Items listed in a dataset
▶
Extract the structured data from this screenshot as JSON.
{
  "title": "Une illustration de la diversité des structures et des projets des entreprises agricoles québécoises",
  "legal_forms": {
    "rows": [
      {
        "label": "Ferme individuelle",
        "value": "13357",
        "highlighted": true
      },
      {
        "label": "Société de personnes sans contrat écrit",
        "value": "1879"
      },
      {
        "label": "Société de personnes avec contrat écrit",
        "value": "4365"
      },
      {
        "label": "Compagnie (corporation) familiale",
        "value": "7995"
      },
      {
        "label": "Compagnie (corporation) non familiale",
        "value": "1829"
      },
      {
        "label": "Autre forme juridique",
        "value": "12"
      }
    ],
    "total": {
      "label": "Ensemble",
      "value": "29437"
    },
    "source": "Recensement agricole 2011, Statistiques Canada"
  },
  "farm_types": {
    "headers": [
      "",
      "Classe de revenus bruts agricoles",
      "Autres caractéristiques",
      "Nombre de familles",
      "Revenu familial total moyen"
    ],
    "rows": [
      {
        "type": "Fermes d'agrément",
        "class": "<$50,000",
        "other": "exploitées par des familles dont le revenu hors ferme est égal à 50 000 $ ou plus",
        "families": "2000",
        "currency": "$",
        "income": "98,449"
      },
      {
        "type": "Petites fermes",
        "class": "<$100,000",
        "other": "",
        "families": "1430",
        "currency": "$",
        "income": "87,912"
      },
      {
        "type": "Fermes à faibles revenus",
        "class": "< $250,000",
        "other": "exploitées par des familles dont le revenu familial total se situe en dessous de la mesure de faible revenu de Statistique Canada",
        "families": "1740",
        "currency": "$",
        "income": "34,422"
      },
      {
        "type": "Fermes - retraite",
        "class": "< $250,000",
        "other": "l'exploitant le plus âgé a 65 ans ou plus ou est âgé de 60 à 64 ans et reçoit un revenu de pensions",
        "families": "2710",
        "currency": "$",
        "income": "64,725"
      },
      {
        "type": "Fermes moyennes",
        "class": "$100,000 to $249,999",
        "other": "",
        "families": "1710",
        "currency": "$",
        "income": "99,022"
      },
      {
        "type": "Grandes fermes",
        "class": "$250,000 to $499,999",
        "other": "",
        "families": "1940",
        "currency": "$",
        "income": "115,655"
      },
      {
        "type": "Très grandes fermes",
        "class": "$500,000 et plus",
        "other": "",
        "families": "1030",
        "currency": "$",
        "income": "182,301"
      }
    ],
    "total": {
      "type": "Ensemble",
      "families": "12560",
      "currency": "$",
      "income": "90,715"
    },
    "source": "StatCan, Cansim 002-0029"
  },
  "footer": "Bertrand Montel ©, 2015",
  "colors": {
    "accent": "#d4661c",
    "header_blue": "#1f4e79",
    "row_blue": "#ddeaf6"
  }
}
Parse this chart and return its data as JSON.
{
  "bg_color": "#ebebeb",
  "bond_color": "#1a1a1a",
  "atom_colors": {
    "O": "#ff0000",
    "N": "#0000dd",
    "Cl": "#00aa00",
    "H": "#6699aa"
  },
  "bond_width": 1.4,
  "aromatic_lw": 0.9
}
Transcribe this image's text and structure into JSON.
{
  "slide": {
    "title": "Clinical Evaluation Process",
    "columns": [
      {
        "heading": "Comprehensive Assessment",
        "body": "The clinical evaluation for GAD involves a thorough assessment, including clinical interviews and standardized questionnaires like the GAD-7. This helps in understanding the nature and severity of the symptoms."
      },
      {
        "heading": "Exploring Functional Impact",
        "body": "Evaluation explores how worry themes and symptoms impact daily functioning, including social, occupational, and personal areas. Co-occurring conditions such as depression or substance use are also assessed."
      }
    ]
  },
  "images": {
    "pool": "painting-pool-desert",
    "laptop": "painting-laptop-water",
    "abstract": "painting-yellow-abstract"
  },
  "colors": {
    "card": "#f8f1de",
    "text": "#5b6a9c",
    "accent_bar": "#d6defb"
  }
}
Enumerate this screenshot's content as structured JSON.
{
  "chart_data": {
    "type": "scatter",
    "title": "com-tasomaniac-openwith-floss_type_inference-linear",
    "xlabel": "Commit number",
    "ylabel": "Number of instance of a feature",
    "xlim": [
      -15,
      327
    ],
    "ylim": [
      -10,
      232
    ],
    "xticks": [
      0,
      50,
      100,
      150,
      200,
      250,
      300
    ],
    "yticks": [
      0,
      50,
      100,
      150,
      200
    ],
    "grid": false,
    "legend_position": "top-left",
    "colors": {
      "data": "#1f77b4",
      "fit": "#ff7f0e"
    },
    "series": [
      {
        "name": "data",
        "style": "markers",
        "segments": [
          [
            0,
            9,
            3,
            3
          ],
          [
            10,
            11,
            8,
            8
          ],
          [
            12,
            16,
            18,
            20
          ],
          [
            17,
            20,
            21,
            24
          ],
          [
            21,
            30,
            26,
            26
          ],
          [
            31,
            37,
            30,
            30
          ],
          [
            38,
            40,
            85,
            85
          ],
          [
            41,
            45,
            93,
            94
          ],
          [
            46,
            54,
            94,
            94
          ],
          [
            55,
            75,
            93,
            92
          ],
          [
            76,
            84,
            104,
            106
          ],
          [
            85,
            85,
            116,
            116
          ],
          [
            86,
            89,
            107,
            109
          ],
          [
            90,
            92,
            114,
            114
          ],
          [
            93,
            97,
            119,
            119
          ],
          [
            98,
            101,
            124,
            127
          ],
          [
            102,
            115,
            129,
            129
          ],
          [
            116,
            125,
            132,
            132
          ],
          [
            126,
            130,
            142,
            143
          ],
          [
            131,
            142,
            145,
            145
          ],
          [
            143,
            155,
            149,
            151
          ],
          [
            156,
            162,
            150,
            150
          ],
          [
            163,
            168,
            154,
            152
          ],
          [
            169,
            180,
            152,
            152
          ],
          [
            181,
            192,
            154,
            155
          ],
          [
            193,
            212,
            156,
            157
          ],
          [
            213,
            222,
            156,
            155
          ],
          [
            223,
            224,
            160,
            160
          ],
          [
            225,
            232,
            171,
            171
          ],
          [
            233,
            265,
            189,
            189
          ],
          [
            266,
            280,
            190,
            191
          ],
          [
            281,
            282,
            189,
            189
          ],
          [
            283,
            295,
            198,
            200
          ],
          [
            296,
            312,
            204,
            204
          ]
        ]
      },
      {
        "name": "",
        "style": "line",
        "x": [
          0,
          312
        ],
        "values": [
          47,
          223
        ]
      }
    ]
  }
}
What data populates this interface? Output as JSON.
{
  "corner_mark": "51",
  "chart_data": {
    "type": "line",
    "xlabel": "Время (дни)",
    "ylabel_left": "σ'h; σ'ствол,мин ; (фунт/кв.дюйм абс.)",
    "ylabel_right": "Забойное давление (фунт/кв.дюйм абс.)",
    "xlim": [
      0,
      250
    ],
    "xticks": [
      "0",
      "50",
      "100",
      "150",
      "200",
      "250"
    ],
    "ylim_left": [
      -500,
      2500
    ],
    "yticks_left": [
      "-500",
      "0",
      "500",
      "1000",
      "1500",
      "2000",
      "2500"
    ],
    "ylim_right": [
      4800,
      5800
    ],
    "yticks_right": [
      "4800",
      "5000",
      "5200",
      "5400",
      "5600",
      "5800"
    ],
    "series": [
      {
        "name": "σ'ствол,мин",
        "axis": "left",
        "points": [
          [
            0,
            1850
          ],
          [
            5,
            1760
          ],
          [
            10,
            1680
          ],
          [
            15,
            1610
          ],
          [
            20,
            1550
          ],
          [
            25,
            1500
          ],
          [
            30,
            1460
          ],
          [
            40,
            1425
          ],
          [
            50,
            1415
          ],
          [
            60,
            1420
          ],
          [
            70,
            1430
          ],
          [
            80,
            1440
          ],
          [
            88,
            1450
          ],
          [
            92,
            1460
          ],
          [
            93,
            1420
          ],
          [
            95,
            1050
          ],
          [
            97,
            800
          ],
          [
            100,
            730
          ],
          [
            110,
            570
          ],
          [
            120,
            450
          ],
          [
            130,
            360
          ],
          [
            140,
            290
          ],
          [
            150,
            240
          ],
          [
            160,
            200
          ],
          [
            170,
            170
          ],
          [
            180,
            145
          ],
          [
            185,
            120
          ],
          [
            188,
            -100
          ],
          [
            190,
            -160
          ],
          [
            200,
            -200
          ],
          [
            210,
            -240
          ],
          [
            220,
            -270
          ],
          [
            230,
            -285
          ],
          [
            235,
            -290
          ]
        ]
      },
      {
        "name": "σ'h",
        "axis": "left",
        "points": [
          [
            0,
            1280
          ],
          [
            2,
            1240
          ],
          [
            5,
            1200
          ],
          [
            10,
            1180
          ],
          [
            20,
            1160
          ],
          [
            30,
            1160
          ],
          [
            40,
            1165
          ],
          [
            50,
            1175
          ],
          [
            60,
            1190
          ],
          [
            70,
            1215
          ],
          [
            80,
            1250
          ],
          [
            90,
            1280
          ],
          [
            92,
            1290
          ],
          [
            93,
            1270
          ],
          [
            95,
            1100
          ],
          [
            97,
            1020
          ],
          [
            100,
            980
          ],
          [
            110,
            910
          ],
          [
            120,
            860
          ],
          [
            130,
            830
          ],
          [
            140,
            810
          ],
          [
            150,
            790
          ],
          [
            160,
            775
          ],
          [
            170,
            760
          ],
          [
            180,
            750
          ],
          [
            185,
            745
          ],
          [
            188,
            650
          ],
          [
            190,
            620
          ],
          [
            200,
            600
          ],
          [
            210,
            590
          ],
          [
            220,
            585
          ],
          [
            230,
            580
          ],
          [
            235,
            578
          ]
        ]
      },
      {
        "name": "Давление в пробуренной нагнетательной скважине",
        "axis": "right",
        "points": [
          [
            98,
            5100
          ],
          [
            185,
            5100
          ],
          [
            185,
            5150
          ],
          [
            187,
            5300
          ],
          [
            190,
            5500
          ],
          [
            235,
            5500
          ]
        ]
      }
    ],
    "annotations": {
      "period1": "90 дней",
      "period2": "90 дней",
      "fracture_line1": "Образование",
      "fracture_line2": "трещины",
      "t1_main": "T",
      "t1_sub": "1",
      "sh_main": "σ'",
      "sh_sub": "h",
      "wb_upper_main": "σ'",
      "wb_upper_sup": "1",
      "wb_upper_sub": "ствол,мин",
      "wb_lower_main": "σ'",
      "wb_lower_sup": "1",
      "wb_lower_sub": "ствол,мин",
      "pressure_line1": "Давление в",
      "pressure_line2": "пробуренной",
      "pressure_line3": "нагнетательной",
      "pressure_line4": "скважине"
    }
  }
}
◀
* Given request
Pick out each line containing the string "plus" and copy it.

* Full output
        "other": "exploitées par des familles dont le revenu hors ferme est égal à 50 000 $ ou plus",
        "other": "l'exploitant le plus âgé a 65 ans ou plus ou est âgé de 60 à 64 ans et reçoit un revenu de pensions",
        "class": "$500,000 et plus",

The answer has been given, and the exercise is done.